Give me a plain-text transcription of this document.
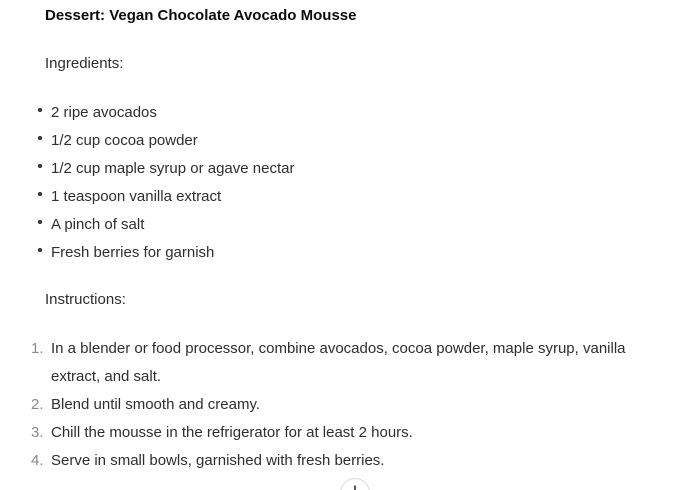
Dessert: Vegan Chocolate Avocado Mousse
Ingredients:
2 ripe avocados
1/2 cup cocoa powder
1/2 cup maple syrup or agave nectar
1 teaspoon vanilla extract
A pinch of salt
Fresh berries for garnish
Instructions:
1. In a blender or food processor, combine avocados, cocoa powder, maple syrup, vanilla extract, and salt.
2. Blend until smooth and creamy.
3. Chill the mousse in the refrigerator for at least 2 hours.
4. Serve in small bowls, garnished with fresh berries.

-------------------------

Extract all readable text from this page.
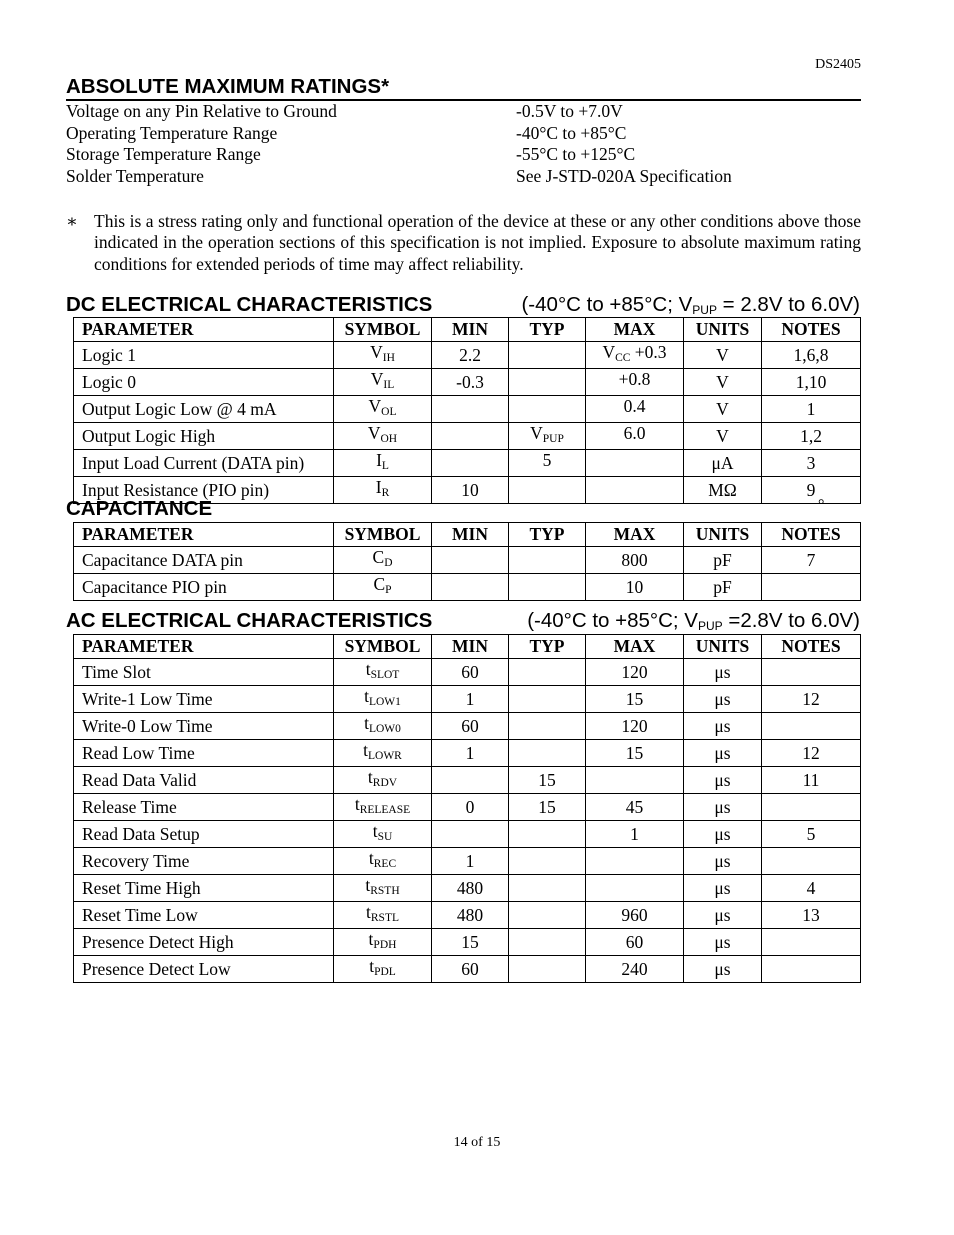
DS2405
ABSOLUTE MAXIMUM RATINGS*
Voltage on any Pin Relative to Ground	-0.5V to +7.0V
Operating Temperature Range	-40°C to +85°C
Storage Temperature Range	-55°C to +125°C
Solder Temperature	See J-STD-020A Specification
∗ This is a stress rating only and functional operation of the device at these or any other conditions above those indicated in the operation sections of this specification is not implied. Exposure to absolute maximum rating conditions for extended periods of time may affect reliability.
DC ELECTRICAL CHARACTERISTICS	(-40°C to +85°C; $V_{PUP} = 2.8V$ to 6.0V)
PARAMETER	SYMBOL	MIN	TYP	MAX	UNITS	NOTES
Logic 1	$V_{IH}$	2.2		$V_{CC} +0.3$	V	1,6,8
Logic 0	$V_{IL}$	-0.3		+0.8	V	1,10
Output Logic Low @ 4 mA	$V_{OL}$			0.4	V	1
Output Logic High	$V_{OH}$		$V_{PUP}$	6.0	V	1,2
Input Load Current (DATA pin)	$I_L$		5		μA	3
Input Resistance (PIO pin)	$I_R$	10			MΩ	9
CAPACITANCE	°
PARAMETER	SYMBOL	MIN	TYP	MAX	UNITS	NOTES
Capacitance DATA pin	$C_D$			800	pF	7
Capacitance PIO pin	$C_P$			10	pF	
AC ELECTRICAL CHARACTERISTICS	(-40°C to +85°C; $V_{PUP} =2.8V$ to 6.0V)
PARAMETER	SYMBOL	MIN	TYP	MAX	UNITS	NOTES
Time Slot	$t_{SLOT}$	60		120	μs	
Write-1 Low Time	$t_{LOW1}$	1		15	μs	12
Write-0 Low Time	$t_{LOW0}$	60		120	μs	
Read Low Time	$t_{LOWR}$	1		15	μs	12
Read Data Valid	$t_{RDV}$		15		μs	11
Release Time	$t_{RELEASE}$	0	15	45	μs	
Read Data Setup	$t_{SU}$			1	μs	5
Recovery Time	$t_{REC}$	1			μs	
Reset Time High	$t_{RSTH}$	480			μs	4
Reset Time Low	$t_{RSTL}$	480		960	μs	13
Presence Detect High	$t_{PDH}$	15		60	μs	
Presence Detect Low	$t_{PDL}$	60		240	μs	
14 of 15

-------------------------

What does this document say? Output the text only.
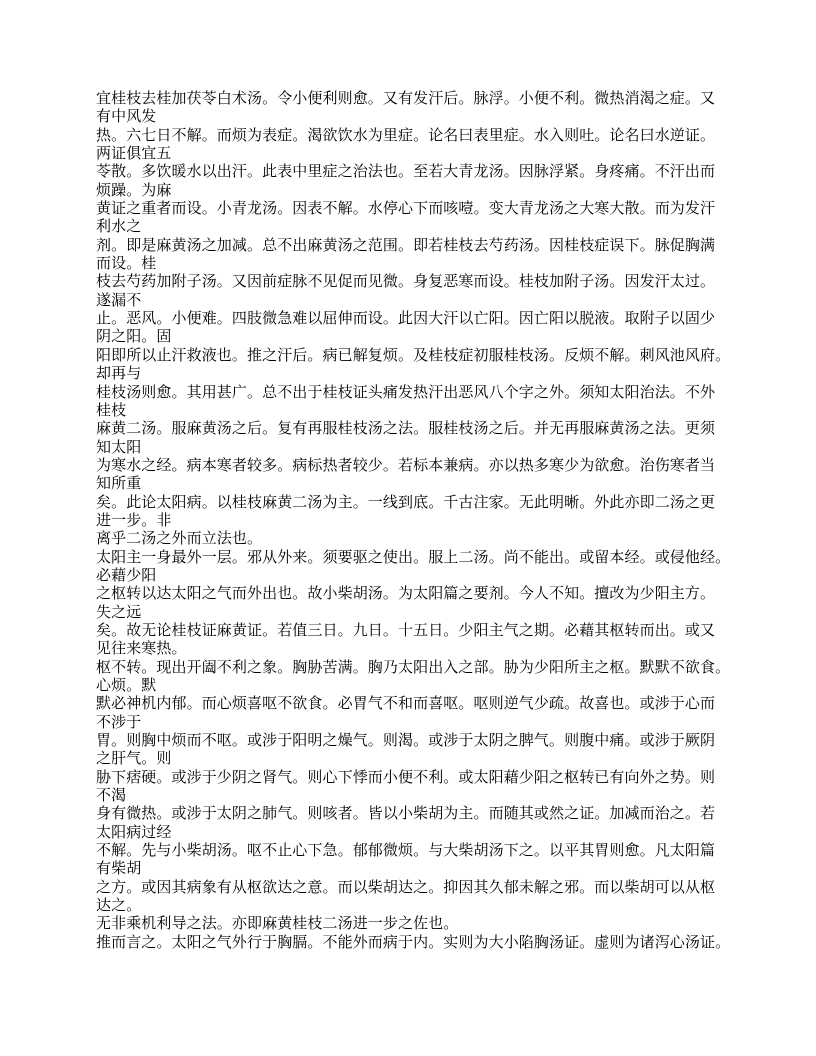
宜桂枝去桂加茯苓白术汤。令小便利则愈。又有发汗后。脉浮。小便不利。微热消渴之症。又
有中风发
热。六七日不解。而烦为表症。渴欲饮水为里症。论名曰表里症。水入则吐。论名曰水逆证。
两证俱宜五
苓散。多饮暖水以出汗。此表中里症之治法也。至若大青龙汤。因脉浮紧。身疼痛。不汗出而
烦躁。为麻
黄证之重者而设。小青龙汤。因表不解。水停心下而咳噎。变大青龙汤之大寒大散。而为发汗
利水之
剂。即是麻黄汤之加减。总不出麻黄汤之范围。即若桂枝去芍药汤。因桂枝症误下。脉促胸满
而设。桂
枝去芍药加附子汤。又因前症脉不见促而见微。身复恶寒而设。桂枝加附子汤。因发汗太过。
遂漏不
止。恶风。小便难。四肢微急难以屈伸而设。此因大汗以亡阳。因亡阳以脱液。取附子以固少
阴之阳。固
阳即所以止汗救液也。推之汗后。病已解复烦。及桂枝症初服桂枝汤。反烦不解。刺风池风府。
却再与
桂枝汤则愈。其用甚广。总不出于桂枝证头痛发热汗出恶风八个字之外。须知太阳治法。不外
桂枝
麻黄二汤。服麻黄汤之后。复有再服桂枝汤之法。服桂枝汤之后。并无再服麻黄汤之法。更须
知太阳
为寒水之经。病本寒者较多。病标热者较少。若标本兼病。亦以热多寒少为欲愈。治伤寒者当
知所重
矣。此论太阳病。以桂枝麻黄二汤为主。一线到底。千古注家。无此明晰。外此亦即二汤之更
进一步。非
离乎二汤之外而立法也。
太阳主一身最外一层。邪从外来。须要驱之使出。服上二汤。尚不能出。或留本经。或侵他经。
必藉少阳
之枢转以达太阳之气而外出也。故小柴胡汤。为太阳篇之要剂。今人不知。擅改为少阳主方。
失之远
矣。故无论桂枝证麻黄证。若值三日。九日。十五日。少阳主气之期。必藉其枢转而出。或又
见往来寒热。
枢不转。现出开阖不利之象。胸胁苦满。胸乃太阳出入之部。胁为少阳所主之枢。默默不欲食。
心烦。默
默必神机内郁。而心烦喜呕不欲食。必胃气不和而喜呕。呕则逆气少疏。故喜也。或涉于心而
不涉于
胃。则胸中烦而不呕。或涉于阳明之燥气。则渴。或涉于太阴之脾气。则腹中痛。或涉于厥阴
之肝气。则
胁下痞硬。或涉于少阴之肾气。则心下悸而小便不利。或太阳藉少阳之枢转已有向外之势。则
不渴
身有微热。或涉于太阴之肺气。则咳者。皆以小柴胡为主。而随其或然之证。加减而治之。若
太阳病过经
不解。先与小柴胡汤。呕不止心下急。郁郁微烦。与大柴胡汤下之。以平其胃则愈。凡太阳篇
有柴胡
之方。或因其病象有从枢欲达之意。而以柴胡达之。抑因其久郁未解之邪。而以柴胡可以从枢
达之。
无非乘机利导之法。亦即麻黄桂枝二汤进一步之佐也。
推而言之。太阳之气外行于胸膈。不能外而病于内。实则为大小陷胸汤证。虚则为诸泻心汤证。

-------------------------

WHAT IS BEING ASKED
Search the data for "Logic" and list every line in which it occurs.

REPLY TO THE EXERCISE
Logic 1	$V_{IH}$	2.2		$V_{CC} +0.3$	V	1,6,8
Logic 0	$V_{IL}$	-0.3		+0.8	V	1,10
Output Logic Low @ 4 mA	$V_{OL}$			0.4	V	1
Output Logic High	$V_{OH}$		$V_{PUP}$	6.0	V	1,2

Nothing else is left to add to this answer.